SET EXERCISE
Provide an exact transcription of all the records.

—————

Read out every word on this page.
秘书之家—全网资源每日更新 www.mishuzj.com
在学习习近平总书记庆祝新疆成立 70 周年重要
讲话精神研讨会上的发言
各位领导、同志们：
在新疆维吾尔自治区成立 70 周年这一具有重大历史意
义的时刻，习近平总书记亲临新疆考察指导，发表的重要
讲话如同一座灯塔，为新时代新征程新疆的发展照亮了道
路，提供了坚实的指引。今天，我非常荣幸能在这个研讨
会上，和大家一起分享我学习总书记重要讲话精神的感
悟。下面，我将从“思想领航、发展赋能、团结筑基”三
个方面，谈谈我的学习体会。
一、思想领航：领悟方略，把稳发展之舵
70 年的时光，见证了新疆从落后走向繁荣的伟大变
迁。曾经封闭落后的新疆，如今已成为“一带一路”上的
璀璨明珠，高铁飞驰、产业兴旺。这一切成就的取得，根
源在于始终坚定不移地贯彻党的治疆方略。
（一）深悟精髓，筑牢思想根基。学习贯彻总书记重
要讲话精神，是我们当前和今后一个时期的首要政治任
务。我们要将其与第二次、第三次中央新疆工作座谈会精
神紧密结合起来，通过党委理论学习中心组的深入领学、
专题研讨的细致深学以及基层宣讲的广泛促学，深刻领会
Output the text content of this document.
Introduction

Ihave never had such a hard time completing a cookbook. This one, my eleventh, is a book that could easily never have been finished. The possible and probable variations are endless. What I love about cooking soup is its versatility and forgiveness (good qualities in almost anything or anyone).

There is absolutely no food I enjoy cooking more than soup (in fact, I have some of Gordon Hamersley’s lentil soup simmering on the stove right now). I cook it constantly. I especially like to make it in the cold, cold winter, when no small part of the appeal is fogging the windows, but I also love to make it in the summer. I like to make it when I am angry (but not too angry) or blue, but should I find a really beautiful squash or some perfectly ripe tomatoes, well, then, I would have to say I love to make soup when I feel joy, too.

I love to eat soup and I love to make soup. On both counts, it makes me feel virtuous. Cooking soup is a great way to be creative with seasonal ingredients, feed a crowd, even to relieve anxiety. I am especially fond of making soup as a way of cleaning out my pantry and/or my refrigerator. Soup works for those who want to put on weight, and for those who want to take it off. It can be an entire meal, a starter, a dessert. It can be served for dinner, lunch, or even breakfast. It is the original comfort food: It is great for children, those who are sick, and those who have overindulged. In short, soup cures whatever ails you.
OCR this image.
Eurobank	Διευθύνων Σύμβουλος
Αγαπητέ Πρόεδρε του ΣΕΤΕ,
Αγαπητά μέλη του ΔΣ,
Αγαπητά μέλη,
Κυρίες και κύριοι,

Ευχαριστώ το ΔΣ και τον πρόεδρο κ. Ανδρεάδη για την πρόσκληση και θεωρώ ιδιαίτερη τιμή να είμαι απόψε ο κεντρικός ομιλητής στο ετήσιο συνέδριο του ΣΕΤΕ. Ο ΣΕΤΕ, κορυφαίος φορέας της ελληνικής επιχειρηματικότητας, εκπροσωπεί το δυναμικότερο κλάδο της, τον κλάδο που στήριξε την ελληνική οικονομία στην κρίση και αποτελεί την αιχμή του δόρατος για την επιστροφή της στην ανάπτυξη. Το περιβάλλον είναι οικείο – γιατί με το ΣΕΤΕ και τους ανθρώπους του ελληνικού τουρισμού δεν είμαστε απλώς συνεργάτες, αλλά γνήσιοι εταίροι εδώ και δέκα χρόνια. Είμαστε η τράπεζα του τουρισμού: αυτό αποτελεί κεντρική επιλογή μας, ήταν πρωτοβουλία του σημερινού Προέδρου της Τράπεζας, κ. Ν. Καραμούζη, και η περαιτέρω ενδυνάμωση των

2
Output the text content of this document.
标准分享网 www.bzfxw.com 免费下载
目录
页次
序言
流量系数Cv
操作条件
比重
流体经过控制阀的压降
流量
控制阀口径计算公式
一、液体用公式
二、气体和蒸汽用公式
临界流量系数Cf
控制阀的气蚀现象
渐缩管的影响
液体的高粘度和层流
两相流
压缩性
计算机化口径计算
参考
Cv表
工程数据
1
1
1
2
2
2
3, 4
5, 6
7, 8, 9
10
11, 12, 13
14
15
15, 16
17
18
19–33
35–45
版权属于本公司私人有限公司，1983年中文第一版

—————

THE COMPLETED TASK
Read out every word on this page.
秘书之家—全网资源每日更新 www.mishuzj.com
在学习习近平总书记庆祝新疆成立 70 周年重要
讲话精神研讨会上的发言
各位领导、同志们：
在新疆维吾尔自治区成立 70 周年这一具有重大历史意
义的时刻，习近平总书记亲临新疆考察指导，发表的重要
讲话如同一座灯塔，为新时代新征程新疆的发展照亮了道
路，提供了坚实的指引。今天，我非常荣幸能在这个研讨
会上，和大家一起分享我学习总书记重要讲话精神的感
悟。下面，我将从“思想领航、发展赋能、团结筑基”三
个方面，谈谈我的学习体会。
一、思想领航：领悟方略，把稳发展之舵
70 年的时光，见证了新疆从落后走向繁荣的伟大变
迁。曾经封闭落后的新疆，如今已成为“一带一路”上的
璀璨明珠，高铁飞驰、产业兴旺。这一切成就的取得，根
源在于始终坚定不移地贯彻党的治疆方略。
（一）深悟精髓，筑牢思想根基。学习贯彻总书记重
要讲话精神，是我们当前和今后一个时期的首要政治任
务。我们要将其与第二次、第三次中央新疆工作座谈会精
神紧密结合起来，通过党委理论学习中心组的深入领学、
专题研讨的细致深学以及基层宣讲的广泛促学，深刻领会
Output the text content of this document.
Introduction

Ihave never had such a hard time completing a cookbook. This one, my eleventh, is a book that could easily never have been finished. The possible and probable variations are endless. What I love about cooking soup is its versatility and forgiveness (good qualities in almost anything or anyone).

There is absolutely no food I enjoy cooking more than soup (in fact, I have some of Gordon Hamersley’s lentil soup simmering on the stove right now). I cook it constantly. I especially like to make it in the cold, cold winter, when no small part of the appeal is fogging the windows, but I also love to make it in the summer. I like to make it when I am angry (but not too angry) or blue, but should I find a really beautiful squash or some perfectly ripe tomatoes, well, then, I would have to say I love to make soup when I feel joy, too.

I love to eat soup and I love to make soup. On both counts, it makes me feel virtuous. Cooking soup is a great way to be creative with seasonal ingredients, feed a crowd, even to relieve anxiety. I am especially fond of making soup as a way of cleaning out my pantry and/or my refrigerator. Soup works for those who want to put on weight, and for those who want to take it off. It can be an entire meal, a starter, a dessert. It can be served for dinner, lunch, or even breakfast. It is the original comfort food: It is great for children, those who are sick, and those who have overindulged. In short, soup cures whatever ails you.
OCR this image.
Eurobank	Διευθύνων Σύμβουλος
Αγαπητέ Πρόεδρε του ΣΕΤΕ,
Αγαπητά μέλη του ΔΣ,
Αγαπητά μέλη,
Κυρίες και κύριοι,

Ευχαριστώ το ΔΣ και τον πρόεδρο κ. Ανδρεάδη για την πρόσκληση και θεωρώ ιδιαίτερη τιμή να είμαι απόψε ο κεντρικός ομιλητής στο ετήσιο συνέδριο του ΣΕΤΕ. Ο ΣΕΤΕ, κορυφαίος φορέας της ελληνικής επιχειρηματικότητας, εκπροσωπεί το δυναμικότερο κλάδο της, τον κλάδο που στήριξε την ελληνική οικονομία στην κρίση και αποτελεί την αιχμή του δόρατος για την επιστροφή της στην ανάπτυξη. Το περιβάλλον είναι οικείο – γιατί με το ΣΕΤΕ και τους ανθρώπους του ελληνικού τουρισμού δεν είμαστε απλώς συνεργάτες, αλλά γνήσιοι εταίροι εδώ και δέκα χρόνια. Είμαστε η τράπεζα του τουρισμού: αυτό αποτελεί κεντρική επιλογή μας, ήταν πρωτοβουλία του σημερινού Προέδρου της Τράπεζας, κ. Ν. Καραμούζη, και η περαιτέρω ενδυνάμωση των

2
Output the text content of this document.
标准分享网 www.bzfxw.com 免费下载
目录
页次
序言
流量系数Cv
操作条件
比重
流体经过控制阀的压降
流量
控制阀口径计算公式
一、液体用公式
二、气体和蒸汽用公式
临界流量系数Cf
控制阀的气蚀现象
渐缩管的影响
液体的高粘度和层流
两相流
压缩性
计算机化口径计算
参考
Cv表
工程数据
1
1
1
2
2
2
3, 4
5, 6
7, 8, 9
10
11, 12, 13
14
15
15, 16
17
18
19–33
35–45
版权属于本公司私人有限公司，1983年中文第一版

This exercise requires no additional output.